Records from a collection:
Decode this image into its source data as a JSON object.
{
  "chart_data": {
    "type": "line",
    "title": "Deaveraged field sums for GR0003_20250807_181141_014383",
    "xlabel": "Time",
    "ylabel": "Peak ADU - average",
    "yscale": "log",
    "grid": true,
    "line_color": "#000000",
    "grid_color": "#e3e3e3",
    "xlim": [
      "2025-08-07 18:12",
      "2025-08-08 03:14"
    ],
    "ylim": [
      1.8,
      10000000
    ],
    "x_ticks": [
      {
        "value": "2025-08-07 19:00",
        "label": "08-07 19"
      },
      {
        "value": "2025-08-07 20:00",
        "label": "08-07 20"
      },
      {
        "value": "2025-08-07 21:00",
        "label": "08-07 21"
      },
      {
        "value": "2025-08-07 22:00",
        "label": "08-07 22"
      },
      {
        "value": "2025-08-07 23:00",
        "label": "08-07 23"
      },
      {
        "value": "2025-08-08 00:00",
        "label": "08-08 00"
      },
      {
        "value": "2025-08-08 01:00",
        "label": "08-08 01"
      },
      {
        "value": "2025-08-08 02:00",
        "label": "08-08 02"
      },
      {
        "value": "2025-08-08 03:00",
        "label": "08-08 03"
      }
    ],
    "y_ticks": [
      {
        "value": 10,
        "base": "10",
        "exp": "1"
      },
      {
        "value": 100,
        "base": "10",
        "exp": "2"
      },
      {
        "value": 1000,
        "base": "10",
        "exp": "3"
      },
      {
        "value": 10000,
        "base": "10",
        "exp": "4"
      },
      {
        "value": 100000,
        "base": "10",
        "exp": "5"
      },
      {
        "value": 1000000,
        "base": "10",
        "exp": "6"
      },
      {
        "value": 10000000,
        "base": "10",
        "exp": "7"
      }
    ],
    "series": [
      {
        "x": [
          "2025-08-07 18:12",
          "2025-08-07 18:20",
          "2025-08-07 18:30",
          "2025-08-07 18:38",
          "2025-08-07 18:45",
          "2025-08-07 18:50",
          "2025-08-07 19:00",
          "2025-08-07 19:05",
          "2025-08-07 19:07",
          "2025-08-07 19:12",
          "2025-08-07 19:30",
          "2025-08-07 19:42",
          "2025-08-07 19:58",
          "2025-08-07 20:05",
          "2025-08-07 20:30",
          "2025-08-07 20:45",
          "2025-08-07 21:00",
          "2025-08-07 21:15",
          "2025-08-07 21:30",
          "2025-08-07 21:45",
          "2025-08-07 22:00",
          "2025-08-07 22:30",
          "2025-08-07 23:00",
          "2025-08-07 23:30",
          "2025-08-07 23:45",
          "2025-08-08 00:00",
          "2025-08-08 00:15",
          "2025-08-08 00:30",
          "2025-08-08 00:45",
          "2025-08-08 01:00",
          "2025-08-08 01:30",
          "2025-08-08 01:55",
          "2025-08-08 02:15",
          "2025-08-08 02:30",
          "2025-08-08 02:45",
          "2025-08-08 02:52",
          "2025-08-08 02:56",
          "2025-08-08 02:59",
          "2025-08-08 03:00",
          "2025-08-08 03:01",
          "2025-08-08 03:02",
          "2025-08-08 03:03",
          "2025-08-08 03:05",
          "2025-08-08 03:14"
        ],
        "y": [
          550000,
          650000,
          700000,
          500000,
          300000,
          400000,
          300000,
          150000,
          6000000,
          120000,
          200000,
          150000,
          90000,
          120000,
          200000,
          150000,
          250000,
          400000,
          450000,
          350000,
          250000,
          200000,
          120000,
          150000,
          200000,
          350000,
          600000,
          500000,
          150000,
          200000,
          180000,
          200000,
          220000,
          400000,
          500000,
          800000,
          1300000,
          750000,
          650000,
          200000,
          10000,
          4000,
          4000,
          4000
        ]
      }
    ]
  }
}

WHAT YOU ARE ASKED TO DO
Extract all lines as given.

SOLUTION TO THIS EXERCISE
Decode this image into its source data as a JSON object.
{
  "chart_data": {
    "type": "line",
    "title": "Deaveraged field sums for GR0003_20250807_181141_014383",
    "xlabel": "Time",
    "ylabel": "Peak ADU - average",
    "yscale": "log",
    "grid": true,
    "line_color": "#000000",
    "grid_color": "#e3e3e3",
    "xlim": [
      "2025-08-07 18:12",
      "2025-08-08 03:14"
    ],
    "ylim": [
      1.8,
      10000000
    ],
    "x_ticks": [
      {
        "value": "2025-08-07 19:00",
        "label": "08-07 19"
      },
      {
        "value": "2025-08-07 20:00",
        "label": "08-07 20"
      },
      {
        "value": "2025-08-07 21:00",
        "label": "08-07 21"
      },
      {
        "value": "2025-08-07 22:00",
        "label": "08-07 22"
      },
      {
        "value": "2025-08-07 23:00",
        "label": "08-07 23"
      },
      {
        "value": "2025-08-08 00:00",
        "label": "08-08 00"
      },
      {
        "value": "2025-08-08 01:00",
        "label": "08-08 01"
      },
      {
        "value": "2025-08-08 02:00",
        "label": "08-08 02"
      },
      {
        "value": "2025-08-08 03:00",
        "label": "08-08 03"
      }
    ],
    "y_ticks": [
      {
        "value": 10,
        "base": "10",
        "exp": "1"
      },
      {
        "value": 100,
        "base": "10",
        "exp": "2"
      },
      {
        "value": 1000,
        "base": "10",
        "exp": "3"
      },
      {
        "value": 10000,
        "base": "10",
        "exp": "4"
      },
      {
        "value": 100000,
        "base": "10",
        "exp": "5"
      },
      {
        "value": 1000000,
        "base": "10",
        "exp": "6"
      },
      {
        "value": 10000000,
        "base": "10",
        "exp": "7"
      }
    ],
    "series": [
      {
        "x": [
          "2025-08-07 18:12",
          "2025-08-07 18:20",
          "2025-08-07 18:30",
          "2025-08-07 18:38",
          "2025-08-07 18:45",
          "2025-08-07 18:50",
          "2025-08-07 19:00",
          "2025-08-07 19:05",
          "2025-08-07 19:07",
          "2025-08-07 19:12",
          "2025-08-07 19:30",
          "2025-08-07 19:42",
          "2025-08-07 19:58",
          "2025-08-07 20:05",
          "2025-08-07 20:30",
          "2025-08-07 20:45",
          "2025-08-07 21:00",
          "2025-08-07 21:15",
          "2025-08-07 21:30",
          "2025-08-07 21:45",
          "2025-08-07 22:00",
          "2025-08-07 22:30",
          "2025-08-07 23:00",
          "2025-08-07 23:30",
          "2025-08-07 23:45",
          "2025-08-08 00:00",
          "2025-08-08 00:15",
          "2025-08-08 00:30",
          "2025-08-08 00:45",
          "2025-08-08 01:00",
          "2025-08-08 01:30",
          "2025-08-08 01:55",
          "2025-08-08 02:15",
          "2025-08-08 02:30",
          "2025-08-08 02:45",
          "2025-08-08 02:52",
          "2025-08-08 02:56",
          "2025-08-08 02:59",
          "2025-08-08 03:00",
          "2025-08-08 03:01",
          "2025-08-08 03:02",
          "2025-08-08 03:03",
          "2025-08-08 03:05",
          "2025-08-08 03:14"
        ],
        "y": [
          550000,
          650000,
          700000,
          500000,
          300000,
          400000,
          300000,
          150000,
          6000000,
          120000,
          200000,
          150000,
          90000,
          120000,
          200000,
          150000,
          250000,
          400000,
          450000,
          350000,
          250000,
          200000,
          120000,
          150000,
          200000,
          350000,
          600000,
          500000,
          150000,
          200000,
          180000,
          200000,
          220000,
          400000,
          500000,
          800000,
          1300000,
          750000,
          650000,
          200000,
          10000,
          4000,
          4000,
          4000
        ]
      }
    ]
  }
}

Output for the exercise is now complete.